TASK STATEMENT:
Search the records that follow and extract every line containing the string "nINDUSTRI".

ITEMS:

-------

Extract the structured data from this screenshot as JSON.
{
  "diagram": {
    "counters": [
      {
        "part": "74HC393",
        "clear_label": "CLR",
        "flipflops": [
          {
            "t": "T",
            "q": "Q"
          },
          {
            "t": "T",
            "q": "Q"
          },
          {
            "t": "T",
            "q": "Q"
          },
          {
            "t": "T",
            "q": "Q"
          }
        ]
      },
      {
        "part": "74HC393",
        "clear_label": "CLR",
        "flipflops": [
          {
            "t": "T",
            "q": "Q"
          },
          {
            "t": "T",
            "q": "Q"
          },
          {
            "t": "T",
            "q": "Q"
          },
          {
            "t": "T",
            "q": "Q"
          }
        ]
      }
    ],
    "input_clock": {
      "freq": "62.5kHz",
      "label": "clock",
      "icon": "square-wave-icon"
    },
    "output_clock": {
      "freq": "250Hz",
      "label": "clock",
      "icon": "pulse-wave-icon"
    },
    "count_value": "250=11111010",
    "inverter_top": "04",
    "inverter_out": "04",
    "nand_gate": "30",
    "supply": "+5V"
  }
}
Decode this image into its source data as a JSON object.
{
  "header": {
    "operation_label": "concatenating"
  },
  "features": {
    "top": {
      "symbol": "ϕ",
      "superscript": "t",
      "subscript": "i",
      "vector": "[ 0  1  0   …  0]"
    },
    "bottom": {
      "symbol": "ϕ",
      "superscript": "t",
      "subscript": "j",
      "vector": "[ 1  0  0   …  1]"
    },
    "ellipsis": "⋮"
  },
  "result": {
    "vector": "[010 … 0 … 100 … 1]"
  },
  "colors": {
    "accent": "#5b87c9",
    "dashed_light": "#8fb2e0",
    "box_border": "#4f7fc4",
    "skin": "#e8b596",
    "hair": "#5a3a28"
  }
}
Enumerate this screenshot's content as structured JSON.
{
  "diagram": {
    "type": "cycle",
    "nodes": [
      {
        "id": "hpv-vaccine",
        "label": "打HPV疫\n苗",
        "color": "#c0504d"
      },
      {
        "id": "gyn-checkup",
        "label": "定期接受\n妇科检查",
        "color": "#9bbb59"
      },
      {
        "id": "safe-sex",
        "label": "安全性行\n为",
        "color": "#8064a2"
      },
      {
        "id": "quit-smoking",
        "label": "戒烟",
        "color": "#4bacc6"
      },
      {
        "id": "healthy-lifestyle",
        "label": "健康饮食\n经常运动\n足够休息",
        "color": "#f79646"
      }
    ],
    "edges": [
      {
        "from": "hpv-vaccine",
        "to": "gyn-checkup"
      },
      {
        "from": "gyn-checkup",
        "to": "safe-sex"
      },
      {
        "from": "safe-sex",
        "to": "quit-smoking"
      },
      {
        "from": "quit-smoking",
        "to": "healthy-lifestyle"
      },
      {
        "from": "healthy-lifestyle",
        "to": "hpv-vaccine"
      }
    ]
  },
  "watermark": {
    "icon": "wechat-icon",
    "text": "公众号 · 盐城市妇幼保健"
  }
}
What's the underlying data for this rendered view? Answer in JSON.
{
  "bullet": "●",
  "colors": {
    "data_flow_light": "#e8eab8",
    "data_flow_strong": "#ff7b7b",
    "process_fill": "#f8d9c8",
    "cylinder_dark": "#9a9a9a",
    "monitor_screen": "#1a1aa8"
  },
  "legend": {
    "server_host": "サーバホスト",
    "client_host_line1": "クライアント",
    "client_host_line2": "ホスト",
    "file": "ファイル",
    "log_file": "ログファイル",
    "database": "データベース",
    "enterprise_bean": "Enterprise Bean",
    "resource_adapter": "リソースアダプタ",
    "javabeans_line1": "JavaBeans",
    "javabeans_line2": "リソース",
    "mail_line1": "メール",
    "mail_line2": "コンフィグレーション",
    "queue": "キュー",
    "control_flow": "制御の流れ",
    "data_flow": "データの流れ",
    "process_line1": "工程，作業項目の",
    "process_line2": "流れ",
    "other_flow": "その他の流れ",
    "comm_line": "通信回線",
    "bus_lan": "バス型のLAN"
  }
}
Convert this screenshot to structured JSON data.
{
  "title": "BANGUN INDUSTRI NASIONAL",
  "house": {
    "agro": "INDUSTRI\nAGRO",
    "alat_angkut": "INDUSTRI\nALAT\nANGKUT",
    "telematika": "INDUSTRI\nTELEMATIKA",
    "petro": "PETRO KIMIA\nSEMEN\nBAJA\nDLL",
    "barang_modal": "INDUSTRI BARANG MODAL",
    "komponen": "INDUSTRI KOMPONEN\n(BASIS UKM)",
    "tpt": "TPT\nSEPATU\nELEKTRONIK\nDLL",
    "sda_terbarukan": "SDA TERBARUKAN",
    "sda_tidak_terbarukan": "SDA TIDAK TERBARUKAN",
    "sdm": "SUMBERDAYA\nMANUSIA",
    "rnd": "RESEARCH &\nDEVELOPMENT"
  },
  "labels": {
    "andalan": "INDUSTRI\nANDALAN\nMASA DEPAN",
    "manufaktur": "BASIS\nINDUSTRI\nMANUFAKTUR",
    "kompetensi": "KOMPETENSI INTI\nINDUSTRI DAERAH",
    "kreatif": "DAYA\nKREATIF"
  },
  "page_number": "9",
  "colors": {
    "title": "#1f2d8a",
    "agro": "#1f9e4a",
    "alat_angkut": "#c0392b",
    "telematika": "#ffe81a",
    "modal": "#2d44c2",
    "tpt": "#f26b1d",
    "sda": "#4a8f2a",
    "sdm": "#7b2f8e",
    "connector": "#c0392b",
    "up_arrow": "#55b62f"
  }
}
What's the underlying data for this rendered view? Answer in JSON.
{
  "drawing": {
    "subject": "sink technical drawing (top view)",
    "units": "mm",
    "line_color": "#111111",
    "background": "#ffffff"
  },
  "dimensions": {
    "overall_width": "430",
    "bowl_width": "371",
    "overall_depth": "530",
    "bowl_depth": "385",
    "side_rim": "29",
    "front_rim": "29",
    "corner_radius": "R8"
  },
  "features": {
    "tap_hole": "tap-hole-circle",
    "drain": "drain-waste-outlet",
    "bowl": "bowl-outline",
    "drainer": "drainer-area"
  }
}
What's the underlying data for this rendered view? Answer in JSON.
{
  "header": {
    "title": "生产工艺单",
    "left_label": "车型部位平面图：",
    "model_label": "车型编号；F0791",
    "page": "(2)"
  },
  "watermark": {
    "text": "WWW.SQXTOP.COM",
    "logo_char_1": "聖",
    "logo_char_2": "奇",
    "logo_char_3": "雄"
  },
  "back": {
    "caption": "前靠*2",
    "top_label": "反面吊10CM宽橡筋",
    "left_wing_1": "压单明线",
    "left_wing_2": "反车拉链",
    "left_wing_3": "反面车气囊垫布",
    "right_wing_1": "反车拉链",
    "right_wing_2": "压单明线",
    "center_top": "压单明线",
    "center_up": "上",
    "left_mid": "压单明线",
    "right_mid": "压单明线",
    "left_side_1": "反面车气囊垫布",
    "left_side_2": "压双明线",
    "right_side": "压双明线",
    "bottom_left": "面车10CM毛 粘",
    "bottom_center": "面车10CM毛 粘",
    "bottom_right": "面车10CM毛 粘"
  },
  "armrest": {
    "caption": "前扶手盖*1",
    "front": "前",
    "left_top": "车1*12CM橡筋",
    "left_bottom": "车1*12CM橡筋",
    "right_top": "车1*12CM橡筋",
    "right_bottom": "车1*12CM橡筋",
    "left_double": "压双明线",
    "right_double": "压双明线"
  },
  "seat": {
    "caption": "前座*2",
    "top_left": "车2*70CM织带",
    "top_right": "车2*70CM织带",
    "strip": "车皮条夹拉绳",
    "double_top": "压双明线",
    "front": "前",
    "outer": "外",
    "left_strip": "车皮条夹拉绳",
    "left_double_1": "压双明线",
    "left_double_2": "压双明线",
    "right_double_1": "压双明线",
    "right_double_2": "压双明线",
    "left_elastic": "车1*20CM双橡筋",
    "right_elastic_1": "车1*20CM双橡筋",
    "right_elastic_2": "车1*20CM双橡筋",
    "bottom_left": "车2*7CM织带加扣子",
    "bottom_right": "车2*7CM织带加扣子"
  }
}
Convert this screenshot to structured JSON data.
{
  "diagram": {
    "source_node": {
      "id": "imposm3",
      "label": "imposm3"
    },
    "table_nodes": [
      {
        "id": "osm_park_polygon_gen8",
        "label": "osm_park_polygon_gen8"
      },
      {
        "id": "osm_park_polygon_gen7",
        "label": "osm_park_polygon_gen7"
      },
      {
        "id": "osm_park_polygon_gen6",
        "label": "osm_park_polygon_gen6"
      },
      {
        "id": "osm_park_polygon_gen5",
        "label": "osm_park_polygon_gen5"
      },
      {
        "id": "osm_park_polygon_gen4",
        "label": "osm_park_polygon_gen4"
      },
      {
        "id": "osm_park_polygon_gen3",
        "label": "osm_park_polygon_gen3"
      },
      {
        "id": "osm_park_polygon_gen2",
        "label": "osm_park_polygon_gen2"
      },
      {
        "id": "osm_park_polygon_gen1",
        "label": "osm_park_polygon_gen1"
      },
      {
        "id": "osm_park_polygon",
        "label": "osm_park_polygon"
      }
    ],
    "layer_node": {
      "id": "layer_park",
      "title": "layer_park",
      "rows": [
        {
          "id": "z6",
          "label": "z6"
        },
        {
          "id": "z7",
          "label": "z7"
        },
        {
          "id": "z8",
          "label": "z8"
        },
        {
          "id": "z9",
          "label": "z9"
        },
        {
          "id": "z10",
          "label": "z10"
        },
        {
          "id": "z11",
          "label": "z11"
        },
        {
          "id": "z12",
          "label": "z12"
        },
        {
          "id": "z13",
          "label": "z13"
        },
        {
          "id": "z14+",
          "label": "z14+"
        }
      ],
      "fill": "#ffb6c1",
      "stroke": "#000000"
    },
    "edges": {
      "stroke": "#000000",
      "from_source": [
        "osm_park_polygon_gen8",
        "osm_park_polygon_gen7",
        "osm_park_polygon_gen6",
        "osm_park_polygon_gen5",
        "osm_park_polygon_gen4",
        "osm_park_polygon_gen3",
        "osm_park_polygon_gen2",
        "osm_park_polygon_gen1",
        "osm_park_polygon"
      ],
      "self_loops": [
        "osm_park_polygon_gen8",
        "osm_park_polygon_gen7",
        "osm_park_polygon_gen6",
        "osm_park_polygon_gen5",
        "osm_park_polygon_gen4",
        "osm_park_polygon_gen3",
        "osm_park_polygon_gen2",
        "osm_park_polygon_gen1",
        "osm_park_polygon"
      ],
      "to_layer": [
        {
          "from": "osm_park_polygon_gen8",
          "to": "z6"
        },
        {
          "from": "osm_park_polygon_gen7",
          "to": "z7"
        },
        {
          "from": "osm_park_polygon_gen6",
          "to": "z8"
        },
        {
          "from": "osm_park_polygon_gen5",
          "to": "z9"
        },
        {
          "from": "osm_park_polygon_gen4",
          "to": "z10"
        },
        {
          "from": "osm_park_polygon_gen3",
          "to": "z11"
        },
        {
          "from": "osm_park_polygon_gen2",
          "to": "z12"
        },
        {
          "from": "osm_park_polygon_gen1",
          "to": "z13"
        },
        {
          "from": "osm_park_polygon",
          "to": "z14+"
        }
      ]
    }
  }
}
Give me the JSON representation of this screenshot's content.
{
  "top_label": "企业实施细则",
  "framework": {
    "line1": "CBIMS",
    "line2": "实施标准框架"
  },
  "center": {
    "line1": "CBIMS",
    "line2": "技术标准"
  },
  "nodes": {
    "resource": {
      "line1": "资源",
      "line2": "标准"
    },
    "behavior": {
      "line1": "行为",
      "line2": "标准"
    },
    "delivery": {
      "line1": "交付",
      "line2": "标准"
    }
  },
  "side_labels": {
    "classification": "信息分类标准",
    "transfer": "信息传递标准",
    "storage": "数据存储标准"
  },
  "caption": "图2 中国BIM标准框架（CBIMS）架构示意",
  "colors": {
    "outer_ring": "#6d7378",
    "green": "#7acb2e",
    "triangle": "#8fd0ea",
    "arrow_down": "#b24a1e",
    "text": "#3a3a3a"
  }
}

-------

EXERCISE OUTPUT:
    "manufaktur": "BASIS\nINDUSTRI\nMANUFAKTUR",
    "kompetensi": "KOMPETENSI INTI\nINDUSTRI DAERAH",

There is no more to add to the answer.